Return the entire listing exactly, leaving nothing out.

++++++++++++++++++++

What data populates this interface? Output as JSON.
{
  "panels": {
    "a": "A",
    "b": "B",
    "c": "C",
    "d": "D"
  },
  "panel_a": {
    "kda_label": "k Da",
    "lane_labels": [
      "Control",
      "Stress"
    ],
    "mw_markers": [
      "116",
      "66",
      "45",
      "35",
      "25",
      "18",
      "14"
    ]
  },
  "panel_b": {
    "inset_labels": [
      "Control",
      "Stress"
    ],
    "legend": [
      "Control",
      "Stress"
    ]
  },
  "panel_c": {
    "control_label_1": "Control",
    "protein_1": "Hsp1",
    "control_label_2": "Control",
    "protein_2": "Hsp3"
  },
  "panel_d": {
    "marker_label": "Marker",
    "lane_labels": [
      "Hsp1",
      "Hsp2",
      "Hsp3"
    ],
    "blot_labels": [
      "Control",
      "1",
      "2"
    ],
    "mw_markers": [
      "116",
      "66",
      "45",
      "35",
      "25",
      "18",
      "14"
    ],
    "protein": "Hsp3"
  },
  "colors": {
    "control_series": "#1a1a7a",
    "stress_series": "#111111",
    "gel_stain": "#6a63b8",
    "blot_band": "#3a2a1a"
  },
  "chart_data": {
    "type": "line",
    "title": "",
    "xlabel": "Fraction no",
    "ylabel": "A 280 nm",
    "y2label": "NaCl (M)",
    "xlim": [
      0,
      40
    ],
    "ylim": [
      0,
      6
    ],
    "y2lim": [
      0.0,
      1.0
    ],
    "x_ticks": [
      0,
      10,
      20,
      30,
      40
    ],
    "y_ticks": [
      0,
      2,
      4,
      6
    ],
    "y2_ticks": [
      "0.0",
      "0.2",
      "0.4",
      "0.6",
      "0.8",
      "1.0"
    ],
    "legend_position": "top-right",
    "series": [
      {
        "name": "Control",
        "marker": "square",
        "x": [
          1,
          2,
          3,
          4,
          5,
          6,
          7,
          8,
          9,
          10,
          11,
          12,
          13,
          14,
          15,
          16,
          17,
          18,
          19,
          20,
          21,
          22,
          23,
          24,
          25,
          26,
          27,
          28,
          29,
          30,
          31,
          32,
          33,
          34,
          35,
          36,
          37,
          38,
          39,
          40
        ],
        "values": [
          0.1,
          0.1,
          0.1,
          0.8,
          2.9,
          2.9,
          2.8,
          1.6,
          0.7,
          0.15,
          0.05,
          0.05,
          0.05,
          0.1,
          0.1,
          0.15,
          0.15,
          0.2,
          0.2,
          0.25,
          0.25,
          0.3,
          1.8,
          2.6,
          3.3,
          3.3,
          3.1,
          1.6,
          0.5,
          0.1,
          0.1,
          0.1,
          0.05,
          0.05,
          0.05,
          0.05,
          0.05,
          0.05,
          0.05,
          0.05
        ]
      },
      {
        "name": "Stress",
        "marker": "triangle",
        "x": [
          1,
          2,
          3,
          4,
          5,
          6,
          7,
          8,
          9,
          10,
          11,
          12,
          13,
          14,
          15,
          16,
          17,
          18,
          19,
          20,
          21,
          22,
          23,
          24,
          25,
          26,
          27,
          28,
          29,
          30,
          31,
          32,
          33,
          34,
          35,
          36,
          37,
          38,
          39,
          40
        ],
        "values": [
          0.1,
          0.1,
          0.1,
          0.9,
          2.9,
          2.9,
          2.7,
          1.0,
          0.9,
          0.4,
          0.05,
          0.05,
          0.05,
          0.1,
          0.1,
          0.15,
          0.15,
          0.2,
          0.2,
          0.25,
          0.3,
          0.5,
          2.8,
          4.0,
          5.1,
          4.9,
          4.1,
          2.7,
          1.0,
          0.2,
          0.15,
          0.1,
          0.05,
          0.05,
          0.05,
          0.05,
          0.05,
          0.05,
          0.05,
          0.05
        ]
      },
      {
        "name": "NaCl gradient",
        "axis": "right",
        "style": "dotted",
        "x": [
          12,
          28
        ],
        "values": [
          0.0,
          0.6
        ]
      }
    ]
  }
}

++++++++++++++++++++

*Answer to this problem*:
What data populates this interface? Output as JSON.
{
  "panels": {
    "a": "A",
    "b": "B",
    "c": "C",
    "d": "D"
  },
  "panel_a": {
    "kda_label": "k Da",
    "lane_labels": [
      "Control",
      "Stress"
    ],
    "mw_markers": [
      "116",
      "66",
      "45",
      "35",
      "25",
      "18",
      "14"
    ]
  },
  "panel_b": {
    "inset_labels": [
      "Control",
      "Stress"
    ],
    "legend": [
      "Control",
      "Stress"
    ]
  },
  "panel_c": {
    "control_label_1": "Control",
    "protein_1": "Hsp1",
    "control_label_2": "Control",
    "protein_2": "Hsp3"
  },
  "panel_d": {
    "marker_label": "Marker",
    "lane_labels": [
      "Hsp1",
      "Hsp2",
      "Hsp3"
    ],
    "blot_labels": [
      "Control",
      "1",
      "2"
    ],
    "mw_markers": [
      "116",
      "66",
      "45",
      "35",
      "25",
      "18",
      "14"
    ],
    "protein": "Hsp3"
  },
  "colors": {
    "control_series": "#1a1a7a",
    "stress_series": "#111111",
    "gel_stain": "#6a63b8",
    "blot_band": "#3a2a1a"
  },
  "chart_data": {
    "type": "line",
    "title": "",
    "xlabel": "Fraction no",
    "ylabel": "A 280 nm",
    "y2label": "NaCl (M)",
    "xlim": [
      0,
      40
    ],
    "ylim": [
      0,
      6
    ],
    "y2lim": [
      0.0,
      1.0
    ],
    "x_ticks": [
      0,
      10,
      20,
      30,
      40
    ],
    "y_ticks": [
      0,
      2,
      4,
      6
    ],
    "y2_ticks": [
      "0.0",
      "0.2",
      "0.4",
      "0.6",
      "0.8",
      "1.0"
    ],
    "legend_position": "top-right",
    "series": [
      {
        "name": "Control",
        "marker": "square",
        "x": [
          1,
          2,
          3,
          4,
          5,
          6,
          7,
          8,
          9,
          10,
          11,
          12,
          13,
          14,
          15,
          16,
          17,
          18,
          19,
          20,
          21,
          22,
          23,
          24,
          25,
          26,
          27,
          28,
          29,
          30,
          31,
          32,
          33,
          34,
          35,
          36,
          37,
          38,
          39,
          40
        ],
        "values": [
          0.1,
          0.1,
          0.1,
          0.8,
          2.9,
          2.9,
          2.8,
          1.6,
          0.7,
          0.15,
          0.05,
          0.05,
          0.05,
          0.1,
          0.1,
          0.15,
          0.15,
          0.2,
          0.2,
          0.25,
          0.25,
          0.3,
          1.8,
          2.6,
          3.3,
          3.3,
          3.1,
          1.6,
          0.5,
          0.1,
          0.1,
          0.1,
          0.05,
          0.05,
          0.05,
          0.05,
          0.05,
          0.05,
          0.05,
          0.05
        ]
      },
      {
        "name": "Stress",
        "marker": "triangle",
        "x": [
          1,
          2,
          3,
          4,
          5,
          6,
          7,
          8,
          9,
          10,
          11,
          12,
          13,
          14,
          15,
          16,
          17,
          18,
          19,
          20,
          21,
          22,
          23,
          24,
          25,
          26,
          27,
          28,
          29,
          30,
          31,
          32,
          33,
          34,
          35,
          36,
          37,
          38,
          39,
          40
        ],
        "values": [
          0.1,
          0.1,
          0.1,
          0.9,
          2.9,
          2.9,
          2.7,
          1.0,
          0.9,
          0.4,
          0.05,
          0.05,
          0.05,
          0.1,
          0.1,
          0.15,
          0.15,
          0.2,
          0.2,
          0.25,
          0.3,
          0.5,
          2.8,
          4.0,
          5.1,
          4.9,
          4.1,
          2.7,
          1.0,
          0.2,
          0.15,
          0.1,
          0.05,
          0.05,
          0.05,
          0.05,
          0.05,
          0.05,
          0.05,
          0.05
        ]
      },
      {
        "name": "NaCl gradient",
        "axis": "right",
        "style": "dotted",
        "x": [
          12,
          28
        ],
        "values": [
          0.0,
          0.6
        ]
      }
    ]
  }
}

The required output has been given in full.